> Exercise instructions: Track down each line that has the word "Diffraction" and copy it.

> Input rows:
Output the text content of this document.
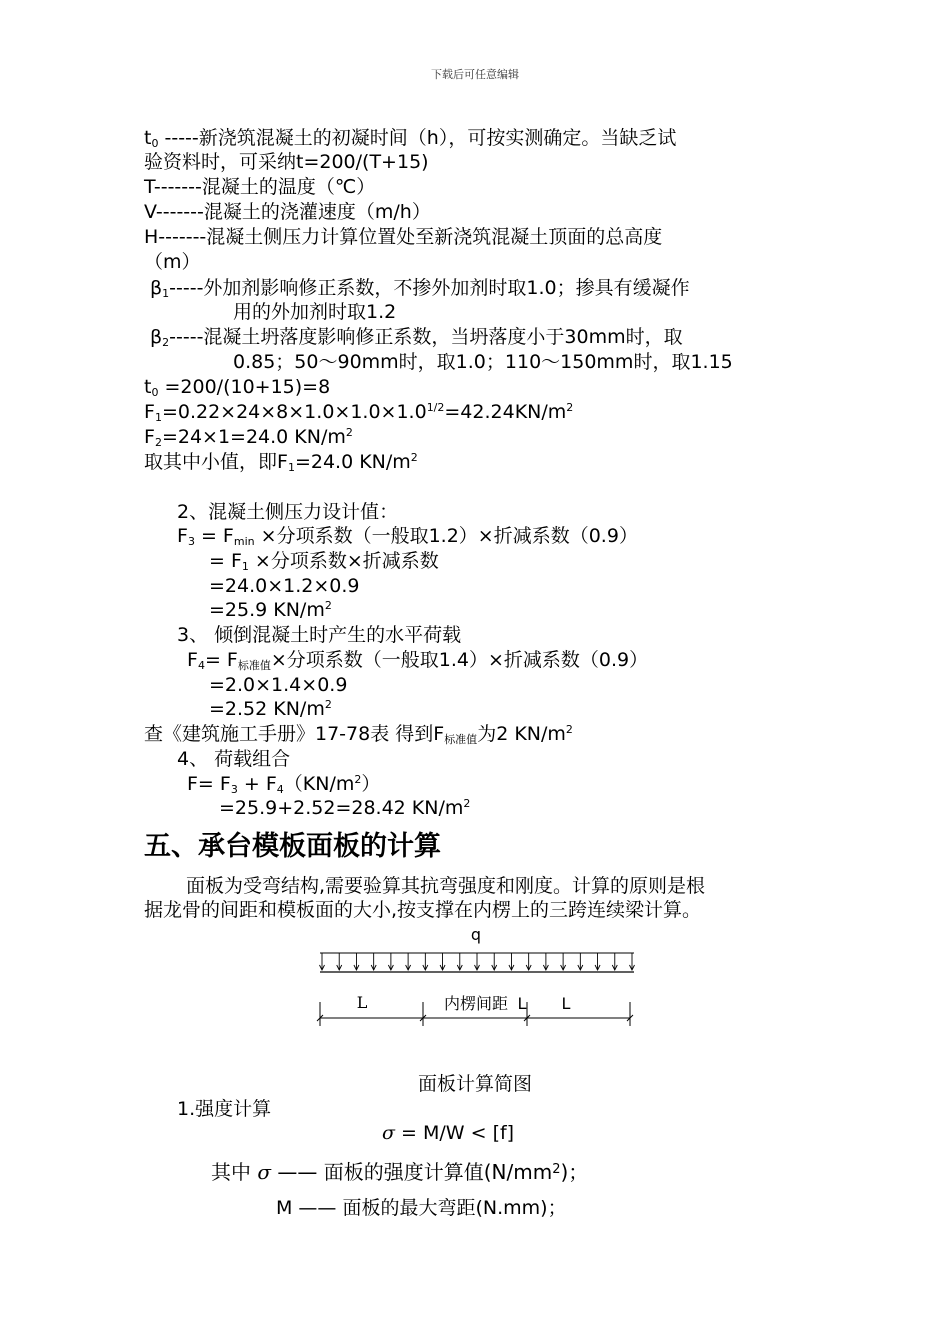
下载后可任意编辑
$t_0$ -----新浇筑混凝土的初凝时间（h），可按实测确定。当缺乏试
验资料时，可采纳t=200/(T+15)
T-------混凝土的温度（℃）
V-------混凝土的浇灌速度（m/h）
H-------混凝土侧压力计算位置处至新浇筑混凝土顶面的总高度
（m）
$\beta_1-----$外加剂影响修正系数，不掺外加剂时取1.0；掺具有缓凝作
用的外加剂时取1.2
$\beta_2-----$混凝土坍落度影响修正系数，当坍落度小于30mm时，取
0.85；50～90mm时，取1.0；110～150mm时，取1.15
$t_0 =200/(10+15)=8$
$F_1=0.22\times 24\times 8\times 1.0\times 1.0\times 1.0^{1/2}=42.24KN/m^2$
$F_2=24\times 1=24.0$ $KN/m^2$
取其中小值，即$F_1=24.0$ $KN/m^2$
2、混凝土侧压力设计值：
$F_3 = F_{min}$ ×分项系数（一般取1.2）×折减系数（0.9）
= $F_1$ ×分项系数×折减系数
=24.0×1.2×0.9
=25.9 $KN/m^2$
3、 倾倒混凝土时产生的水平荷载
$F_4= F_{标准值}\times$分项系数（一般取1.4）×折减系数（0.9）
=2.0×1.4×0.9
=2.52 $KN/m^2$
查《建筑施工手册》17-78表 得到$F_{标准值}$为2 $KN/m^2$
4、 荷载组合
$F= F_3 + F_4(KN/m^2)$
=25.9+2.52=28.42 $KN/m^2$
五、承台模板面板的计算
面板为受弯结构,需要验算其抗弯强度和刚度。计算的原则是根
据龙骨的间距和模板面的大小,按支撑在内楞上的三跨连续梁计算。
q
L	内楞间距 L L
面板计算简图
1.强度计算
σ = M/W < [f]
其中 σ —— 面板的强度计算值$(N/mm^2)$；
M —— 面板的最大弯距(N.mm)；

--

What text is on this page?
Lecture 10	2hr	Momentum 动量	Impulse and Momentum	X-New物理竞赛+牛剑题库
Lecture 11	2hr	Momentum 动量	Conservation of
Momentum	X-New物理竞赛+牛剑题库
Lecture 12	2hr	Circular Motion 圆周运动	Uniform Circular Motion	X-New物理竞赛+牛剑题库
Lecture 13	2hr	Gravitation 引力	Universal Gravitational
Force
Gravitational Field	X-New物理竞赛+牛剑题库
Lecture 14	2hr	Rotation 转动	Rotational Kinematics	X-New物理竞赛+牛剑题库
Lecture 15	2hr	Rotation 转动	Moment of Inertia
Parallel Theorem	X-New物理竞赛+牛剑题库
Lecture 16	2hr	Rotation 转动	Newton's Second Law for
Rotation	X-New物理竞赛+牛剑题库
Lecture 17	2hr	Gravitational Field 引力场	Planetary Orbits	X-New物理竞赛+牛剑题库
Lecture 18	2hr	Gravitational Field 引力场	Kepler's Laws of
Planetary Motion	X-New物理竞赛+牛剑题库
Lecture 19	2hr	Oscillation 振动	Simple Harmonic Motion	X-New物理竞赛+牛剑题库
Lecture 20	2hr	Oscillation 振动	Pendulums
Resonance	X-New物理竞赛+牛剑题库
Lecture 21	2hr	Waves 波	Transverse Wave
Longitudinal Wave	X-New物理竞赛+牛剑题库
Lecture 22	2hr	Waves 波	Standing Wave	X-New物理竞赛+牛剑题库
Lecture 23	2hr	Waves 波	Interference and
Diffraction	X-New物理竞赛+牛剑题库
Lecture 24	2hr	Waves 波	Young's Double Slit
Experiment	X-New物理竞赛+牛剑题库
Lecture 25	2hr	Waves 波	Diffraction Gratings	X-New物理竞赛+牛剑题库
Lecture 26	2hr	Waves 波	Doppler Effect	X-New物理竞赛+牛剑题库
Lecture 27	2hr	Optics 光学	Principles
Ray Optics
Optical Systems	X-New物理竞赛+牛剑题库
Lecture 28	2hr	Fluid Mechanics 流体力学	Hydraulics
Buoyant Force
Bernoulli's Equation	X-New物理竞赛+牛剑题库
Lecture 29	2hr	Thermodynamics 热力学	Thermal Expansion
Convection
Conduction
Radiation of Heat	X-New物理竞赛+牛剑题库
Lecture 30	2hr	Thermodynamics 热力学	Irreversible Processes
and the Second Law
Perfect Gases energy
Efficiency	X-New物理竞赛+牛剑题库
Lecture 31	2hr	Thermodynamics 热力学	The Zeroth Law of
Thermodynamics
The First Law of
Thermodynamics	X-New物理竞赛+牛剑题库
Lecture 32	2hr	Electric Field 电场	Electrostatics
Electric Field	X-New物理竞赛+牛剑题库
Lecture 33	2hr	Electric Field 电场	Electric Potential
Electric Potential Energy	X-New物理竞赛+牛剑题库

==

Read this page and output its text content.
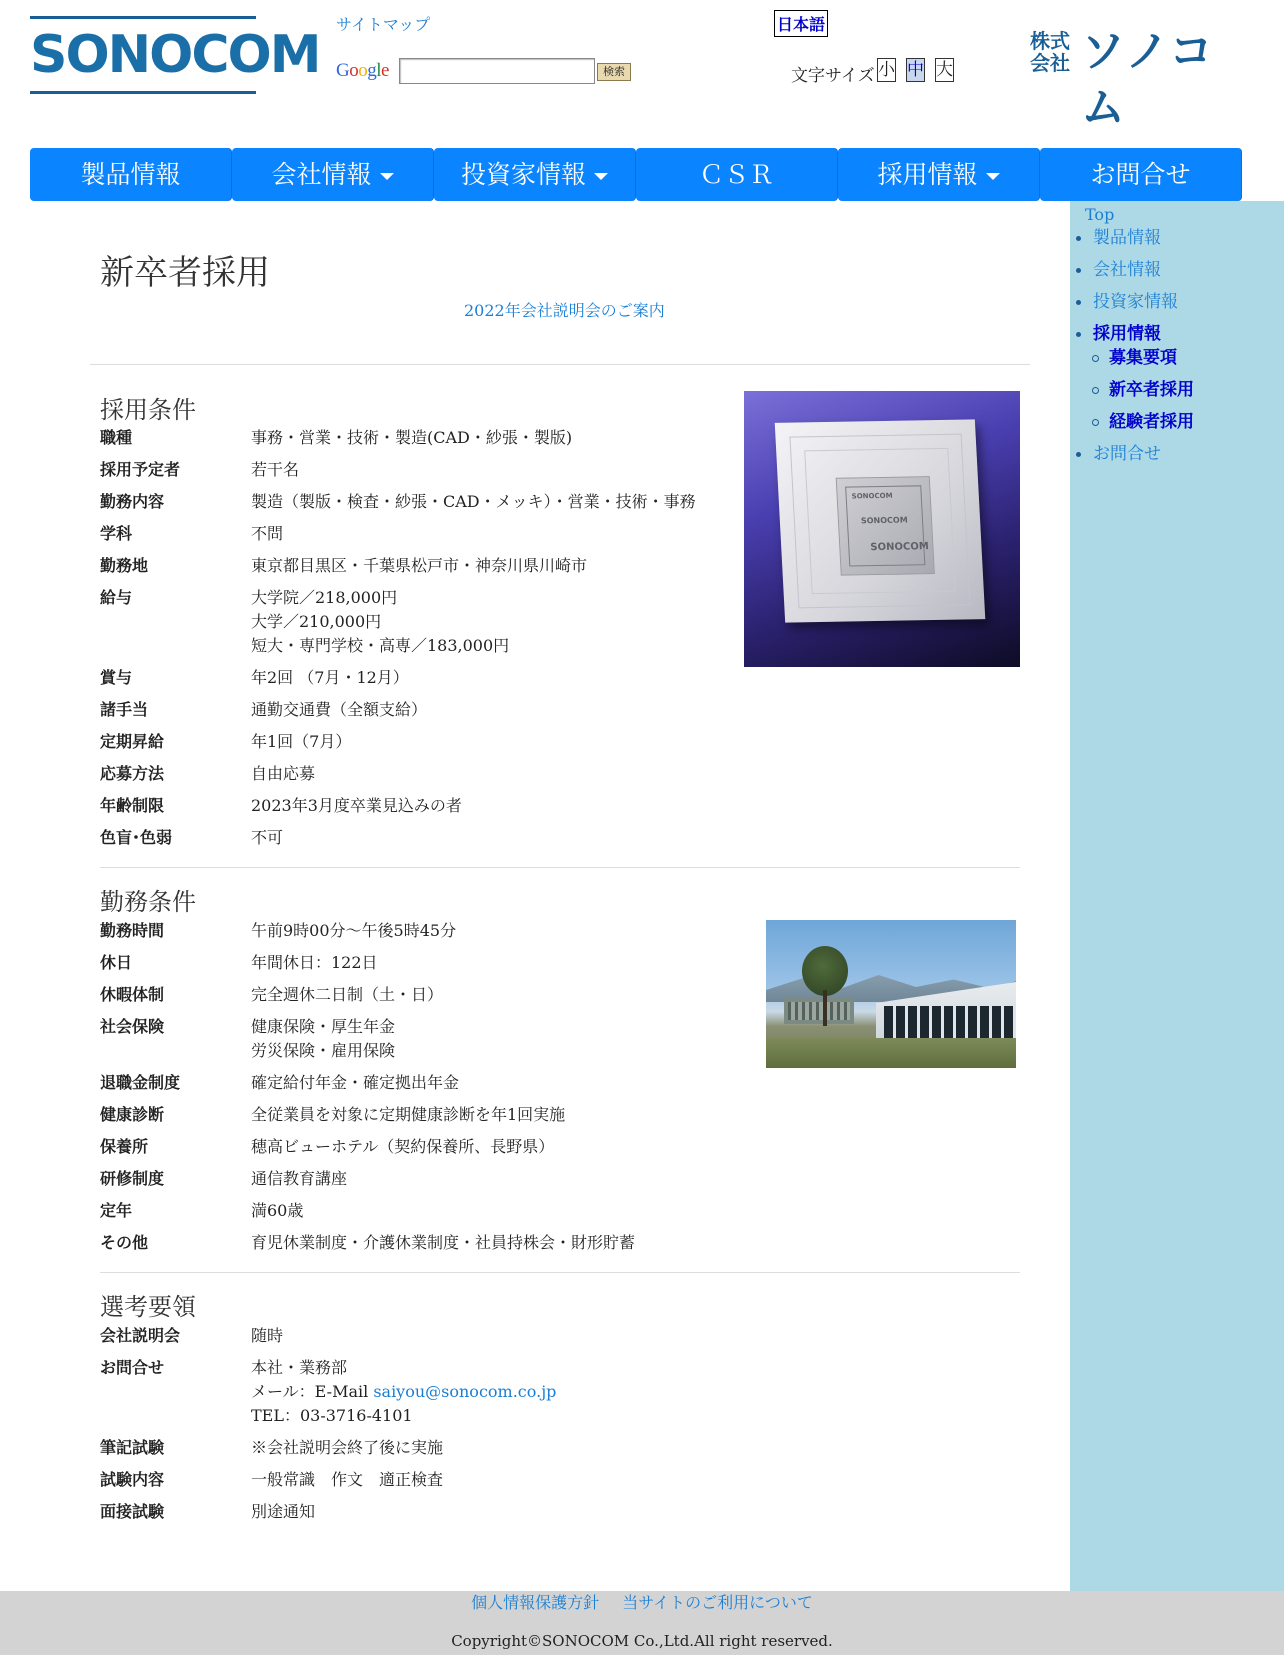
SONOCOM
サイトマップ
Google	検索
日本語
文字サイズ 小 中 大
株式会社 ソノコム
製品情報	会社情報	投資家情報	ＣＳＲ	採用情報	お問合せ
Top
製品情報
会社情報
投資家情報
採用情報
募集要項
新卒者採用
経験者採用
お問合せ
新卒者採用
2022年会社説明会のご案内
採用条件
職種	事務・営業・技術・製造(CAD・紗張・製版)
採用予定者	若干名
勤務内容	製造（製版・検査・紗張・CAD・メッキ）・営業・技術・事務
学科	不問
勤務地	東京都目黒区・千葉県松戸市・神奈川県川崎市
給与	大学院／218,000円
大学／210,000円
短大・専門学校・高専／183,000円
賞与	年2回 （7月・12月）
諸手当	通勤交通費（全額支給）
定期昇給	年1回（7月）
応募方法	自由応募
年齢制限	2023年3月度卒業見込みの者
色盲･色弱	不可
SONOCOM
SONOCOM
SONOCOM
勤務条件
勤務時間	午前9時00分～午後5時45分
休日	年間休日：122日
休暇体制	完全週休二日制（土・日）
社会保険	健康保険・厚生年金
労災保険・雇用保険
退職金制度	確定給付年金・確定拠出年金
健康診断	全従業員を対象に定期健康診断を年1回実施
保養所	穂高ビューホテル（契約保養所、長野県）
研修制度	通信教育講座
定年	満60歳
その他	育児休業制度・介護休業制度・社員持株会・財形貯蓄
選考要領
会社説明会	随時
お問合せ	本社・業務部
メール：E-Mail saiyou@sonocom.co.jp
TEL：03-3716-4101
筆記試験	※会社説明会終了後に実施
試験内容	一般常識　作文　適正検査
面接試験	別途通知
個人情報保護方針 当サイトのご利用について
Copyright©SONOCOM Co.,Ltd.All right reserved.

> Expected answer:
Diffraction	X-New物理竞赛+牛剑题库
Lecture 25	2hr	Waves 波	Diffraction Gratings	X-New物理竞赛+牛剑题库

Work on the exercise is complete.